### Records
● ● ● ●

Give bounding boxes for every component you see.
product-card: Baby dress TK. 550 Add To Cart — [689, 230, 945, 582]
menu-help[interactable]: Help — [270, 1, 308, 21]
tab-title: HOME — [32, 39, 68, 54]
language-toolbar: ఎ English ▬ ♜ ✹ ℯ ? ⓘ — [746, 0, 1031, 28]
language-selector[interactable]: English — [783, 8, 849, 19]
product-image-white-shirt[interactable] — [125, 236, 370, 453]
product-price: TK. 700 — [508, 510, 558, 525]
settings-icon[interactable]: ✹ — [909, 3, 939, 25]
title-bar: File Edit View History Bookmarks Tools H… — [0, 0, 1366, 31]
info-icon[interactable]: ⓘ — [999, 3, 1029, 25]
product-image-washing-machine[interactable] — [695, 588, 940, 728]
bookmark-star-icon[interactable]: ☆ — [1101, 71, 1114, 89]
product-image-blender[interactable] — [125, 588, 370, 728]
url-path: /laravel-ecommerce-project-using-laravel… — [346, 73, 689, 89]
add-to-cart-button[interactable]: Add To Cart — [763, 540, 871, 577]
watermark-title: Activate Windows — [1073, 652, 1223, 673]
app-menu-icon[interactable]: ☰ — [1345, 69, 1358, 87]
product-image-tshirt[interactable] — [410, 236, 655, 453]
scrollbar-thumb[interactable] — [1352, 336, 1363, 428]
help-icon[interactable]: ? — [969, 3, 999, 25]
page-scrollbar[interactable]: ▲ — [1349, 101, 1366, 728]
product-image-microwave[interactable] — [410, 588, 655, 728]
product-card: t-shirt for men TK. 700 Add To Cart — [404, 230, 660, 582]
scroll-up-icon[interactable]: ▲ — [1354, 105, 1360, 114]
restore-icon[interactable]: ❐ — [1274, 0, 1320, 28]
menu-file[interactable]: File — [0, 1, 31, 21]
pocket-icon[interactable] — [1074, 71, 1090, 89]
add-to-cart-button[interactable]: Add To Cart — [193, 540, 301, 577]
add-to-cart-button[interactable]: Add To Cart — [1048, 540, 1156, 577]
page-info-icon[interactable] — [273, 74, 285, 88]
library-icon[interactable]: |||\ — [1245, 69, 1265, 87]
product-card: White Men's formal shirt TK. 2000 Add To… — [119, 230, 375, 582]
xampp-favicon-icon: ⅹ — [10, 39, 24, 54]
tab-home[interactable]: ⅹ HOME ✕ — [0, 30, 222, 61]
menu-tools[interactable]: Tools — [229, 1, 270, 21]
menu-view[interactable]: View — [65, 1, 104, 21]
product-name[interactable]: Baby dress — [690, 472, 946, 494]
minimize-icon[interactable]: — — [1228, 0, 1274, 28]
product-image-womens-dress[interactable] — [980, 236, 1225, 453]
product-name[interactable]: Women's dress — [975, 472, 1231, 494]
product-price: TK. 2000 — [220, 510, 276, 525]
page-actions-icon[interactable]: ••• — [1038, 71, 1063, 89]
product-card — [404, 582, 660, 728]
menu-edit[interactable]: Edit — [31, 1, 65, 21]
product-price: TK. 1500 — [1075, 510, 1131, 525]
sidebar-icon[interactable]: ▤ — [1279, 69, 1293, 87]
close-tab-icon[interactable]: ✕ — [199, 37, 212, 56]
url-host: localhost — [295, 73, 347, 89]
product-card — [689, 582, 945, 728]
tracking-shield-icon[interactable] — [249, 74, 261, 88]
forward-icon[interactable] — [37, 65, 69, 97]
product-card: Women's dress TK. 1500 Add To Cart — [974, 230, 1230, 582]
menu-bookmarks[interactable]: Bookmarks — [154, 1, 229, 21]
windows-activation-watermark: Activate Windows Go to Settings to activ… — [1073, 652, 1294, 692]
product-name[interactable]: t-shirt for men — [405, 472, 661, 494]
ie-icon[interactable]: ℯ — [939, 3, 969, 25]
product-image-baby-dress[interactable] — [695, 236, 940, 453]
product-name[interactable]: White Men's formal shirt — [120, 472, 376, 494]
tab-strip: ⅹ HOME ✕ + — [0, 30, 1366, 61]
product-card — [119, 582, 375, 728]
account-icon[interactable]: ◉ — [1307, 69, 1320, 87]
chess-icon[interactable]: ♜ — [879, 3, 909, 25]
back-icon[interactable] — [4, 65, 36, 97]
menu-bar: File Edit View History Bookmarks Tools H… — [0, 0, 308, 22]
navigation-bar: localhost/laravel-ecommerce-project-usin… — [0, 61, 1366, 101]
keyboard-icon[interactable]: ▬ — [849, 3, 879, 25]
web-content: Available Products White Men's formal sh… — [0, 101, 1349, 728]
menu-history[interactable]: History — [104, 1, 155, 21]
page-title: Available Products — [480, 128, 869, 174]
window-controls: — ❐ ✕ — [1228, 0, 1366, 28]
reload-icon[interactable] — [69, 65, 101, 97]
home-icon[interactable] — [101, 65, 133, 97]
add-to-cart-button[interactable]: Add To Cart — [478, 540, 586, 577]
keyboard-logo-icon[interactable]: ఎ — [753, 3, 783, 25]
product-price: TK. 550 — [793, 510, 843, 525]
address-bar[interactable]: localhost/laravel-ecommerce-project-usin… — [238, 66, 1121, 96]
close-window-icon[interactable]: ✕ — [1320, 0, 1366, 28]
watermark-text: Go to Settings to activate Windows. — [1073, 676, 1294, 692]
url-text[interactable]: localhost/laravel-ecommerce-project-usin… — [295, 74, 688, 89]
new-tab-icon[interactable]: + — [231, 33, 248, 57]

● ● ● ●

Copy the entries word for word, starting at the first line and ending at the line that contains "settings-icon[interactable]: ✹ —", with both of those lines included.

Give bounding boxes for every component you see.
product-card: Baby dress TK. 550 Add To Cart — [689, 230, 945, 582]
menu-help[interactable]: Help — [270, 1, 308, 21]
tab-title: HOME — [32, 39, 68, 54]
language-toolbar: ఎ English ▬ ♜ ✹ ℯ ? ⓘ — [746, 0, 1031, 28]
language-selector[interactable]: English — [783, 8, 849, 19]
product-image-white-shirt[interactable] — [125, 236, 370, 453]
product-price: TK. 700 — [508, 510, 558, 525]
settings-icon[interactable]: ✹ — [909, 3, 939, 25]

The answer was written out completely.